**Your task:** Pick out each line of the records that includes the string "know", and copy it.

==============================

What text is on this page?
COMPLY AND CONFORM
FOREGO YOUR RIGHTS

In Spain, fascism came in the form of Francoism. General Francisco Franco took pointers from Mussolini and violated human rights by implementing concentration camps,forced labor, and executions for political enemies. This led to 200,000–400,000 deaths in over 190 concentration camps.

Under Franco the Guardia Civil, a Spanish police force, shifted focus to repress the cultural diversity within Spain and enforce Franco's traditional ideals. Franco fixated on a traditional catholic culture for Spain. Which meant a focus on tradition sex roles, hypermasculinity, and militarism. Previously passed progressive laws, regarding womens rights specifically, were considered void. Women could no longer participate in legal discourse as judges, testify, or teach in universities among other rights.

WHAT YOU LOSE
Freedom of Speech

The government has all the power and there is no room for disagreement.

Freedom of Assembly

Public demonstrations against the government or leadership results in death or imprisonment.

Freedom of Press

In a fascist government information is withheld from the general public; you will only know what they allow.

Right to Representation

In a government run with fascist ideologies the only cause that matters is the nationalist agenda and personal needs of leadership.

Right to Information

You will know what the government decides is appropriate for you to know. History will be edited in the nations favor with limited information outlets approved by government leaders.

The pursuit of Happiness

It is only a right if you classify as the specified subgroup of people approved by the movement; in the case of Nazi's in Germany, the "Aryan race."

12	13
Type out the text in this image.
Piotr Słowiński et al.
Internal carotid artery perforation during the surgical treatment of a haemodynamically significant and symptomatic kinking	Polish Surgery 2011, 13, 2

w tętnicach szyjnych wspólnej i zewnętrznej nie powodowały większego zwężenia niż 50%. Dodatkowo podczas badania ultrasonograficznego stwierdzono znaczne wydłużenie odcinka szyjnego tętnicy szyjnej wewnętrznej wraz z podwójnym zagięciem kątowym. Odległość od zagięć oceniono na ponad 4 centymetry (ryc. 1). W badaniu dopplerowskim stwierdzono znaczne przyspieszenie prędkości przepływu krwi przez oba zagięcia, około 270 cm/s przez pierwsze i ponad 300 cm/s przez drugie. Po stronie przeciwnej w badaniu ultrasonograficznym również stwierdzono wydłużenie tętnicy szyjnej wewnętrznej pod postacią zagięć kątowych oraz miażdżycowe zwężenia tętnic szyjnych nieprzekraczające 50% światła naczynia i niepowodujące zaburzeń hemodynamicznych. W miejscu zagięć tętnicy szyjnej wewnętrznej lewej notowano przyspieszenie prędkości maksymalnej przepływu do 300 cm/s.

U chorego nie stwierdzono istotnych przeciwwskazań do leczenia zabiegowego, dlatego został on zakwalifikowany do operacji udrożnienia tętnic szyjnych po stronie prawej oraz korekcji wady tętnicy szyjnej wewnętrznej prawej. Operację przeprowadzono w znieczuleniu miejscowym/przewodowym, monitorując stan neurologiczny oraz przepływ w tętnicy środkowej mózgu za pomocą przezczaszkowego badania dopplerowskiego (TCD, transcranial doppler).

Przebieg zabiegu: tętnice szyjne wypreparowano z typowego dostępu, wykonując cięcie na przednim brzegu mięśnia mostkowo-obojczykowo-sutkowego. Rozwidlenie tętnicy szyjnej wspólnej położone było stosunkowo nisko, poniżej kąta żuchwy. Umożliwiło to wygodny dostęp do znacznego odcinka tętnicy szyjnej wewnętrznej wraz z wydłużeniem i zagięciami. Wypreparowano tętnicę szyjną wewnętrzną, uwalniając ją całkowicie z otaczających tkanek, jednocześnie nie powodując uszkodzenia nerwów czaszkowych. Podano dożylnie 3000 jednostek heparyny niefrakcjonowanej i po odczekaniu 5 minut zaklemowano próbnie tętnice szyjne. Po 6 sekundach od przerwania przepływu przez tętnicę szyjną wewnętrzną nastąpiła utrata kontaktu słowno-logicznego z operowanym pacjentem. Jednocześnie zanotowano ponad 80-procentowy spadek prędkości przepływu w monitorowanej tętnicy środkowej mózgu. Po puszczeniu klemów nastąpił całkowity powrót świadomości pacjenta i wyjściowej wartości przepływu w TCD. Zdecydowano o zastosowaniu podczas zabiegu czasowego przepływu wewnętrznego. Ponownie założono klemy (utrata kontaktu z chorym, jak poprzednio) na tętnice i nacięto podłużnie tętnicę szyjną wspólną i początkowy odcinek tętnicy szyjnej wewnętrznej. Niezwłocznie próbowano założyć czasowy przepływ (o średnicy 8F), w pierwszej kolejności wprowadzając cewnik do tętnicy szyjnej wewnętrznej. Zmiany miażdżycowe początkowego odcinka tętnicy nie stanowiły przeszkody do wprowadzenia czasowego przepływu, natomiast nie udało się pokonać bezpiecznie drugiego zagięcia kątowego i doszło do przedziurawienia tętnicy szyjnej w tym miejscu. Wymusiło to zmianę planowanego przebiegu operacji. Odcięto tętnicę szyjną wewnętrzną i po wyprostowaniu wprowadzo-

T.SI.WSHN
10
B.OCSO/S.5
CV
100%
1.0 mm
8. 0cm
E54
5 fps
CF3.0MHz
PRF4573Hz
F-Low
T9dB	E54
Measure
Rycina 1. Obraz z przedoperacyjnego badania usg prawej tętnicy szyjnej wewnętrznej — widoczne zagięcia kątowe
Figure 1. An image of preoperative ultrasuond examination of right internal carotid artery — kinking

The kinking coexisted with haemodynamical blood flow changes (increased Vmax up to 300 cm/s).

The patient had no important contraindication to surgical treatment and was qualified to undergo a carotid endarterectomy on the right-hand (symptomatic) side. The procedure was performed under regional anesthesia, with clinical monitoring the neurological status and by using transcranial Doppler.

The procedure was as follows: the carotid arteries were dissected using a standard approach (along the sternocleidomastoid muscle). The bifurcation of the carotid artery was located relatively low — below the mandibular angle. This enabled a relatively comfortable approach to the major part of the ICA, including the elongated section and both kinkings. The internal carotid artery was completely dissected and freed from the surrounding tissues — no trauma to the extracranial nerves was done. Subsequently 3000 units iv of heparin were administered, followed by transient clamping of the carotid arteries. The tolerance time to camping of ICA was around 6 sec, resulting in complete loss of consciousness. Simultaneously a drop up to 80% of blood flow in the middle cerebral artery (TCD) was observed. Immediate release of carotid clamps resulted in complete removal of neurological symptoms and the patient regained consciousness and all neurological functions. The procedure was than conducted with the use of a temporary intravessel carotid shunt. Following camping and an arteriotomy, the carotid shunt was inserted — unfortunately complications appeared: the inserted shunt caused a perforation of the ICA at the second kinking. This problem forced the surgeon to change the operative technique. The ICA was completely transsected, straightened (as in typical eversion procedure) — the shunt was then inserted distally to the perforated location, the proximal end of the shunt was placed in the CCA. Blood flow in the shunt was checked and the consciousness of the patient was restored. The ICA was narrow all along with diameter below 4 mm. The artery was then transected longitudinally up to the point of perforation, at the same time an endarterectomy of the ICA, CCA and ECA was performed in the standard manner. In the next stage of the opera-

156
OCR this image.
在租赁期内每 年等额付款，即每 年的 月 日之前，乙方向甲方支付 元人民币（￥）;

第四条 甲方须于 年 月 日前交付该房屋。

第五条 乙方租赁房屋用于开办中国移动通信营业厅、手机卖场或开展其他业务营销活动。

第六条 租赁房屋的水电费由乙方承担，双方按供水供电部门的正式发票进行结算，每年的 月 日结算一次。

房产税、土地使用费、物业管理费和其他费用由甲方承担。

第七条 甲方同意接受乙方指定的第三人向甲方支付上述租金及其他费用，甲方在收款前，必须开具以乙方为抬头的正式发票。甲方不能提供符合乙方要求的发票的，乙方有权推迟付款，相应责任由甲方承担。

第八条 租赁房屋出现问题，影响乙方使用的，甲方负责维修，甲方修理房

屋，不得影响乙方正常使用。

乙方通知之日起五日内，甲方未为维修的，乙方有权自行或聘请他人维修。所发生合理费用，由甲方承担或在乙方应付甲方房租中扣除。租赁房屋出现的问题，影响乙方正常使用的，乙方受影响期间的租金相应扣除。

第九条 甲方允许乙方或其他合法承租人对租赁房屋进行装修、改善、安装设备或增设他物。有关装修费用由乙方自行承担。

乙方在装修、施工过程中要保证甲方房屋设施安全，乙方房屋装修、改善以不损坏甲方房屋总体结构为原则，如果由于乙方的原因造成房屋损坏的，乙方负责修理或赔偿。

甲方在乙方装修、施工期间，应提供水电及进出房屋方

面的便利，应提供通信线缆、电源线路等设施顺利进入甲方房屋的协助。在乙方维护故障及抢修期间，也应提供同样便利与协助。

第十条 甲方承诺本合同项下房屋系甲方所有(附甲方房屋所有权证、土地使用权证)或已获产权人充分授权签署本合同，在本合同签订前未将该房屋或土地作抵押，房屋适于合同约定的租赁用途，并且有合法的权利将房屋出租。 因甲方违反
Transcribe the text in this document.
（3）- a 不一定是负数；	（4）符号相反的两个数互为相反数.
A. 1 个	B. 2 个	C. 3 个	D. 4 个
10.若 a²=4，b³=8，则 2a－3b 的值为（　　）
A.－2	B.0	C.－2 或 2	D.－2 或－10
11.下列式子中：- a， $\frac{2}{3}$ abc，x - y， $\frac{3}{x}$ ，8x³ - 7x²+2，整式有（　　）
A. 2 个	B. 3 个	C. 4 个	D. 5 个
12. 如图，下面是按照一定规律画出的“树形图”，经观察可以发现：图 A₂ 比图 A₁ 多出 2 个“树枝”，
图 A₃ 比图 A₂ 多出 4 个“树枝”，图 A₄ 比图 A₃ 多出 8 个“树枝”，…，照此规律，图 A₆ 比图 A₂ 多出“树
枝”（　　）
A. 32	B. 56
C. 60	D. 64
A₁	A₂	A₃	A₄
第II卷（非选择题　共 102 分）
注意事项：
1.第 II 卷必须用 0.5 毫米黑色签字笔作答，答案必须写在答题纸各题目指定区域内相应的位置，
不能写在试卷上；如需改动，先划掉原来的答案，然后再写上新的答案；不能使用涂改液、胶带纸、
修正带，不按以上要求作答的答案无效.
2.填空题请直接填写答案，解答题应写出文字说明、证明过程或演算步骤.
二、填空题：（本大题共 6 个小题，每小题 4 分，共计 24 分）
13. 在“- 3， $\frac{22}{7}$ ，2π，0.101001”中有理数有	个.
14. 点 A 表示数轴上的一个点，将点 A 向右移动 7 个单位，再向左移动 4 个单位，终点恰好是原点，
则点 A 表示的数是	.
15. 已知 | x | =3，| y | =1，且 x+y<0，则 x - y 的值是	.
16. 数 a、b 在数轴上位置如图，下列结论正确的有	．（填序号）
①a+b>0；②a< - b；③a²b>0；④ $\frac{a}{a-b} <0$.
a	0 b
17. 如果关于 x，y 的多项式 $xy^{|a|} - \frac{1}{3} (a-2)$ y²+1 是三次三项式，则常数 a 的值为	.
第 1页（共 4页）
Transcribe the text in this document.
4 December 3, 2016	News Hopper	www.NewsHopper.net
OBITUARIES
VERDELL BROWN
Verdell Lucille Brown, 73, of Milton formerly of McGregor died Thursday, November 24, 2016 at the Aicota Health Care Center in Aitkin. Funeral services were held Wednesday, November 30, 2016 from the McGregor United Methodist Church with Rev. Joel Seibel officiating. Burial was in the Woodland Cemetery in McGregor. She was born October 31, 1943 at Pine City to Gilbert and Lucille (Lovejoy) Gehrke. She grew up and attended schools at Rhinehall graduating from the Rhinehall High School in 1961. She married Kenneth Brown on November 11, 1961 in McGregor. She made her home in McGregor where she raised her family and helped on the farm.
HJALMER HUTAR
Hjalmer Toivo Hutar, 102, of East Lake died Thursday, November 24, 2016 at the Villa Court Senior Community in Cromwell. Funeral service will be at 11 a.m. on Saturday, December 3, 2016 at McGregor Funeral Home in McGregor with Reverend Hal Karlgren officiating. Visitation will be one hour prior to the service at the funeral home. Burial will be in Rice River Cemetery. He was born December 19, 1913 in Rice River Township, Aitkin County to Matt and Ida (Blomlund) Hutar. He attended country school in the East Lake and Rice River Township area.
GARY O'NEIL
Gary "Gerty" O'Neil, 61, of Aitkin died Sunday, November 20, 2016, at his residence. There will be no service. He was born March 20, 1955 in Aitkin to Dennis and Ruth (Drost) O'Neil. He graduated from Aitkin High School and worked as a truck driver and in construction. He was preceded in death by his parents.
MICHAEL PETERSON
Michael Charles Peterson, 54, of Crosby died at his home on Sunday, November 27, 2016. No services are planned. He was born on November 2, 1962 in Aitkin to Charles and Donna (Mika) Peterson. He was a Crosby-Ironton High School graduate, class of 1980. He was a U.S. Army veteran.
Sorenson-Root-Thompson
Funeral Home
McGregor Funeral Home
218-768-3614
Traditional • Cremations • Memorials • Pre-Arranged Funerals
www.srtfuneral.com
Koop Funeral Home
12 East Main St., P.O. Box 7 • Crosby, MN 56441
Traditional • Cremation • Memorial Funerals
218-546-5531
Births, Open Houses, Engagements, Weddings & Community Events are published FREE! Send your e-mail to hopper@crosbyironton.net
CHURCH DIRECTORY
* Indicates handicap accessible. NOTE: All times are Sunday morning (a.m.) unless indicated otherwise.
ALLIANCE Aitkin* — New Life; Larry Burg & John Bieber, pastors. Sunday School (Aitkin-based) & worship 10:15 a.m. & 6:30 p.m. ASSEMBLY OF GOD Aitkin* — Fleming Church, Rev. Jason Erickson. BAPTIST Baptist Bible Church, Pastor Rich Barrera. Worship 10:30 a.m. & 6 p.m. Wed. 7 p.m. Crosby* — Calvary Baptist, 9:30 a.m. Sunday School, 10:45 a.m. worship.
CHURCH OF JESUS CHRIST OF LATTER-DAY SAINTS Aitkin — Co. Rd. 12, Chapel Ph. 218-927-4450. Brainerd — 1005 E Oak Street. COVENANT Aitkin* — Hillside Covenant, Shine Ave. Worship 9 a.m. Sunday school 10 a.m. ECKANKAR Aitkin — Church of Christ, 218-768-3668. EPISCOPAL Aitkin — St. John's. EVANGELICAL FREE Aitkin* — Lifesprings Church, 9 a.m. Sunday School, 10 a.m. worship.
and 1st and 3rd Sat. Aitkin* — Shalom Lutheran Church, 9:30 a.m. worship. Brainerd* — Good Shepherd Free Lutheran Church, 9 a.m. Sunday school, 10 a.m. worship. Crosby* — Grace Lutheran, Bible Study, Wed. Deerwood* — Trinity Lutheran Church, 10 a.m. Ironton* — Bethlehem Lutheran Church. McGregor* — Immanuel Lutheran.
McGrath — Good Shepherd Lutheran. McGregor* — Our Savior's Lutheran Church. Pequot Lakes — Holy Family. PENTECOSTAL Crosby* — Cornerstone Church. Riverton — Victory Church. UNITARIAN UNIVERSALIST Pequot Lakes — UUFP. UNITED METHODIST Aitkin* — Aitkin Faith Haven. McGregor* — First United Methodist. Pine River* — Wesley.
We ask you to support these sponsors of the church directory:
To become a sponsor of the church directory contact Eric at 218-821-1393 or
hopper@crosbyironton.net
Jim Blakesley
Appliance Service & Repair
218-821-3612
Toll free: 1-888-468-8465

==============================

**Solved problem:**
In a fascist government information is withheld from the general public; you will only know what they allow.
You will know what the government decides is appropriate for you to know. History will be edited in the nations favor with limited information outlets approved by government leaders.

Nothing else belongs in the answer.